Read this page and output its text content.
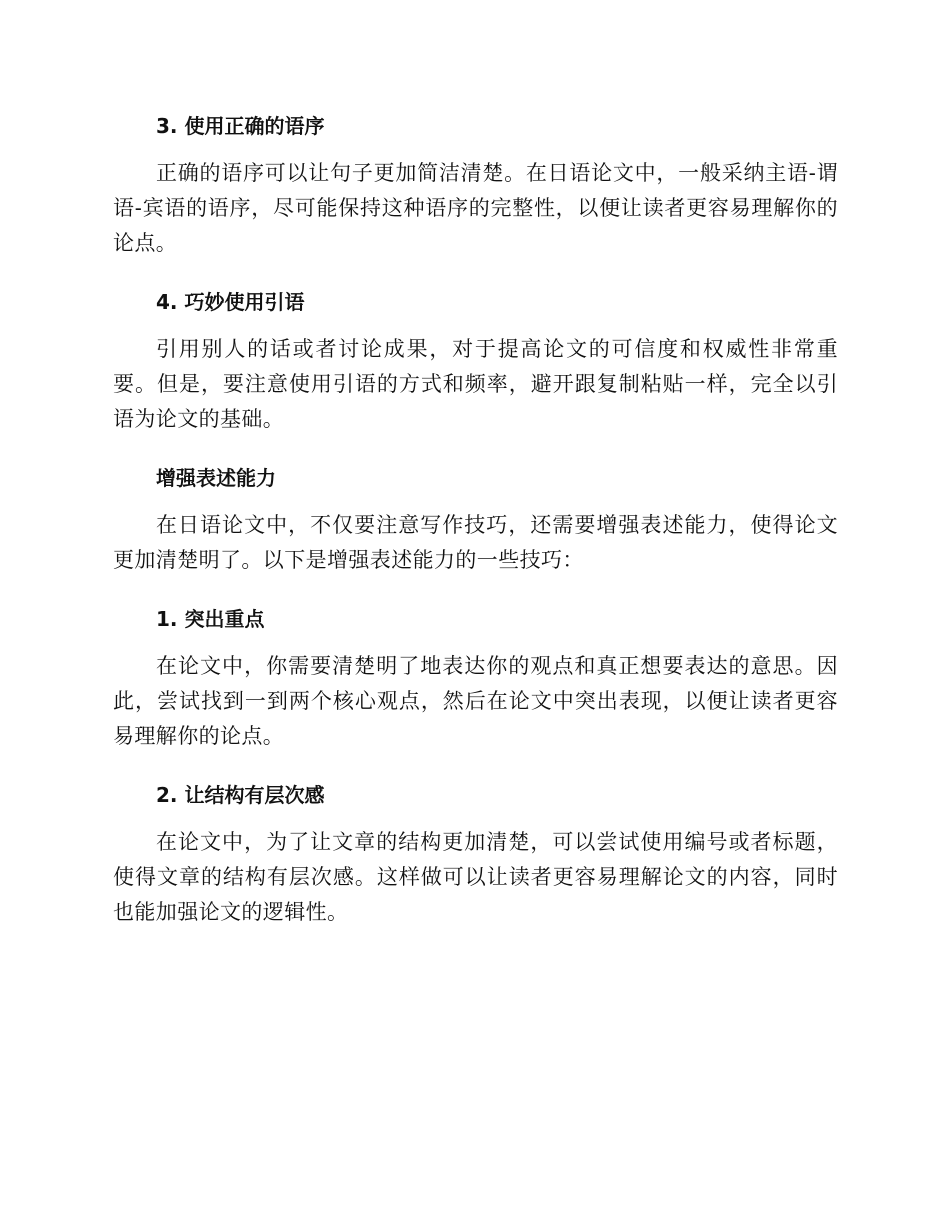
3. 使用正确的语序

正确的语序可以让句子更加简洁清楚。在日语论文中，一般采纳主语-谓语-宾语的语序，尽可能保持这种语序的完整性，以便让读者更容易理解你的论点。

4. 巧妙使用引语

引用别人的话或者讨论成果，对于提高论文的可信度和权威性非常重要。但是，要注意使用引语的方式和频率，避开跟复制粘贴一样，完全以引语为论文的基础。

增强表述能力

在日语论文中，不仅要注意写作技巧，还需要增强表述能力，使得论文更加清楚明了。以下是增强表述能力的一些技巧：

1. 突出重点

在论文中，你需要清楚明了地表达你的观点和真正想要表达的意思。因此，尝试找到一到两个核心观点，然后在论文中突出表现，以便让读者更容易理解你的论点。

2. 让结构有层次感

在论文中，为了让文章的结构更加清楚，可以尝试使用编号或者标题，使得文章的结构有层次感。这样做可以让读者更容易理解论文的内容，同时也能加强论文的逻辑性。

* Task to carry out:
Without the pictures, reproduce every line of the records above exactly.

* Written solution:
Read this page and output its text content.
3. 使用正确的语序

正确的语序可以让句子更加简洁清楚。在日语论文中，一般采纳主语-谓语-宾语的语序，尽可能保持这种语序的完整性，以便让读者更容易理解你的论点。

4. 巧妙使用引语

引用别人的话或者讨论成果，对于提高论文的可信度和权威性非常重要。但是，要注意使用引语的方式和频率，避开跟复制粘贴一样，完全以引语为论文的基础。

增强表述能力

在日语论文中，不仅要注意写作技巧，还需要增强表述能力，使得论文更加清楚明了。以下是增强表述能力的一些技巧：

1. 突出重点

在论文中，你需要清楚明了地表达你的观点和真正想要表达的意思。因此，尝试找到一到两个核心观点，然后在论文中突出表现，以便让读者更容易理解你的论点。

2. 让结构有层次感

在论文中，为了让文章的结构更加清楚，可以尝试使用编号或者标题，使得文章的结构有层次感。这样做可以让读者更容易理解论文的内容，同时也能加强论文的逻辑性。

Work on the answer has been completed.